Written instruction: Find the word "this" in the material below and gather every line that contains it.
(begin)
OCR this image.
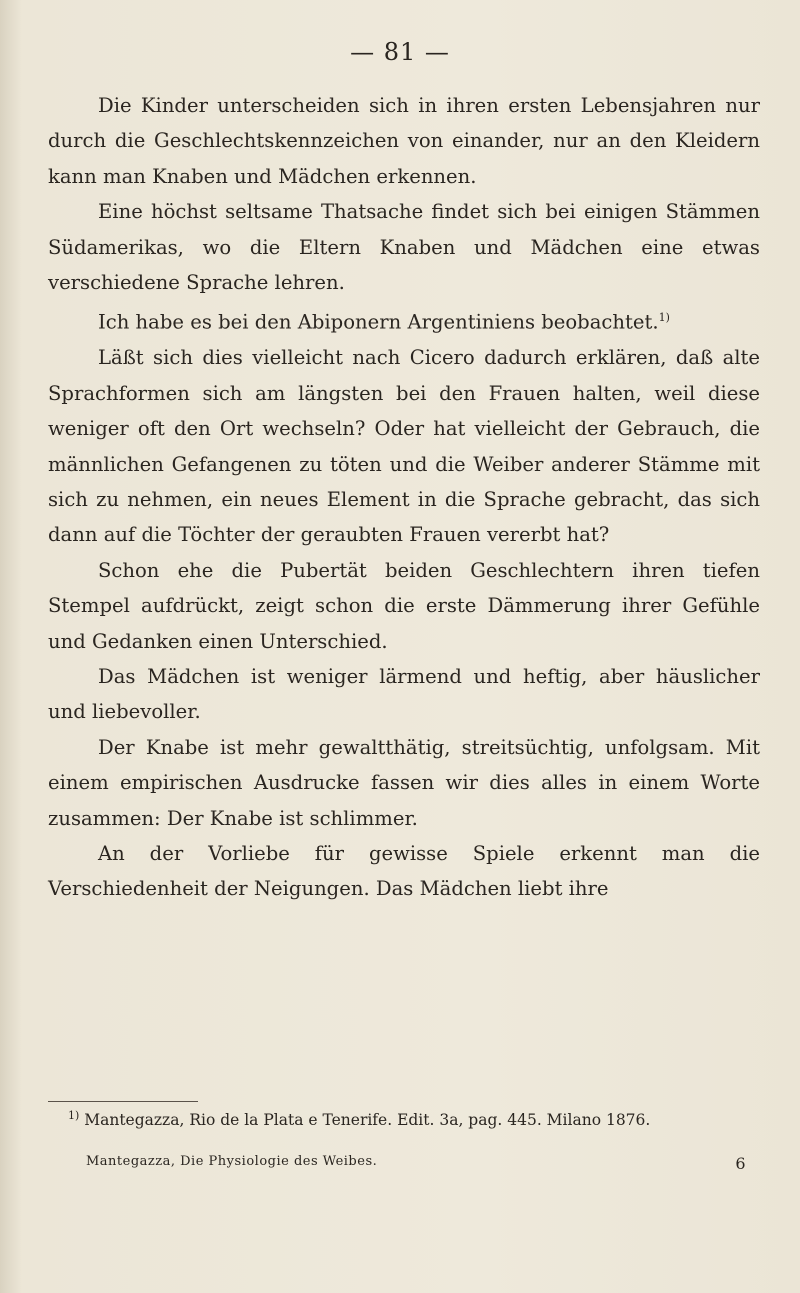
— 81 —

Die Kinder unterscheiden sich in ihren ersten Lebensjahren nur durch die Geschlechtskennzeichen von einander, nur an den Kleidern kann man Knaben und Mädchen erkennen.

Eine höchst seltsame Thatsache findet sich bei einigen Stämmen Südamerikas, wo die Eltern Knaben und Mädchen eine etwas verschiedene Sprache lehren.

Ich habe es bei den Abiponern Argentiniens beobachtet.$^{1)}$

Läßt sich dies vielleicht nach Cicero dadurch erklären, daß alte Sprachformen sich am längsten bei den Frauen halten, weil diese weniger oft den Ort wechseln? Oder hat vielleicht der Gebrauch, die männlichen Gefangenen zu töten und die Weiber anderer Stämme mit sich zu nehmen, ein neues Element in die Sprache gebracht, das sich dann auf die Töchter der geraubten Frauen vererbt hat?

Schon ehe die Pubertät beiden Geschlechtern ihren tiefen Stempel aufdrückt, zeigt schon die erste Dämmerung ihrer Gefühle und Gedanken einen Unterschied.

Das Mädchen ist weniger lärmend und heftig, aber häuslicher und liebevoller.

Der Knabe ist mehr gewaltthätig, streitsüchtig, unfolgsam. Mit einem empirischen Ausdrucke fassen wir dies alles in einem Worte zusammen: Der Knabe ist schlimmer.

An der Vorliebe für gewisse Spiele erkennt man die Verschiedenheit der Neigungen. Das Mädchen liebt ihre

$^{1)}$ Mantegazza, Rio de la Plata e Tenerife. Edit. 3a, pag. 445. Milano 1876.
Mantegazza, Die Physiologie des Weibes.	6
(end)
(begin)
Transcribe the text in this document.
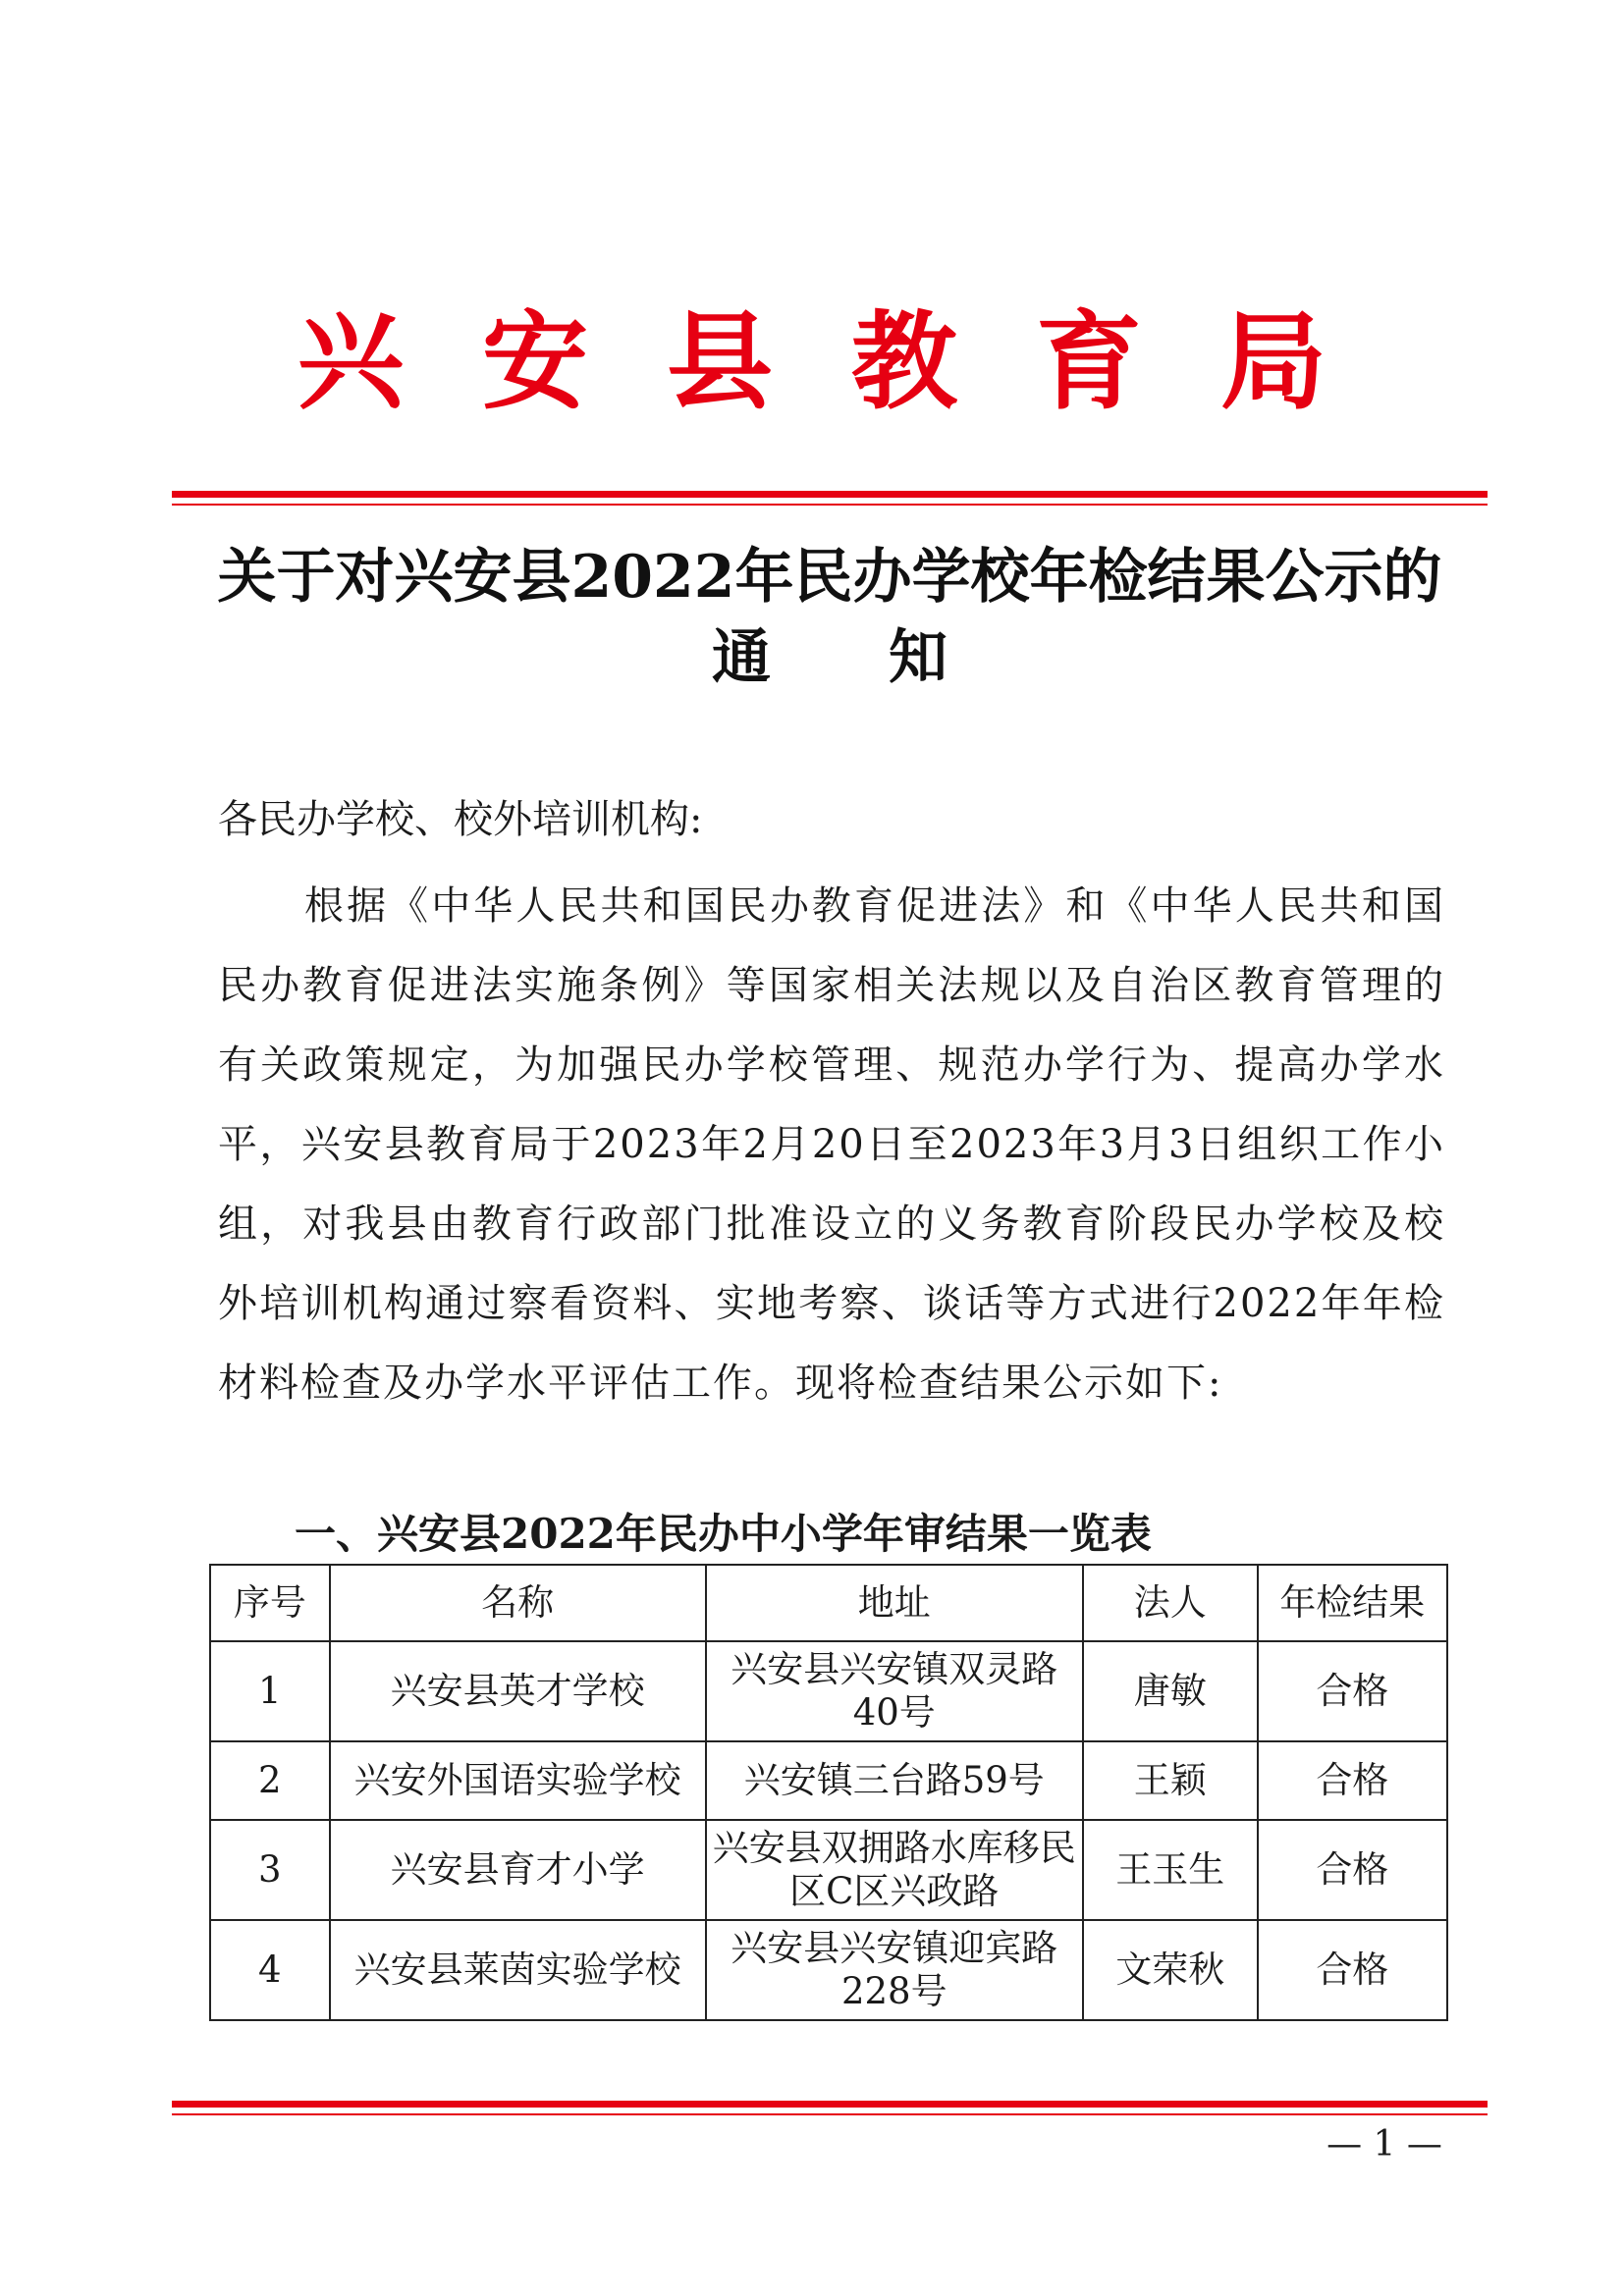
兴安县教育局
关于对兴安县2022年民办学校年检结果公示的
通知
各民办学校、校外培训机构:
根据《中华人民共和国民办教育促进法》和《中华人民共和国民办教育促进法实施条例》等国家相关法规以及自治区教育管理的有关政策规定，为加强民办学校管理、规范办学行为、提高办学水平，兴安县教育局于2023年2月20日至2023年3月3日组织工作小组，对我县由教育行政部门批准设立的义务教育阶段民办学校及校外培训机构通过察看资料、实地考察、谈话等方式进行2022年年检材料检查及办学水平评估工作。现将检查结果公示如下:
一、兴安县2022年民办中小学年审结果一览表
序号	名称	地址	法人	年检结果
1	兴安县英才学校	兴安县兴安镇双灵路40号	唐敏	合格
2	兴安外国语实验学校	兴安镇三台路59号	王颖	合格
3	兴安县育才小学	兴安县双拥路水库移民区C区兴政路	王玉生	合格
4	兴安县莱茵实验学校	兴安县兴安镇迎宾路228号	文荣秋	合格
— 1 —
(end)
Exercise response:
OCR this image.
Transcribe the text in this document.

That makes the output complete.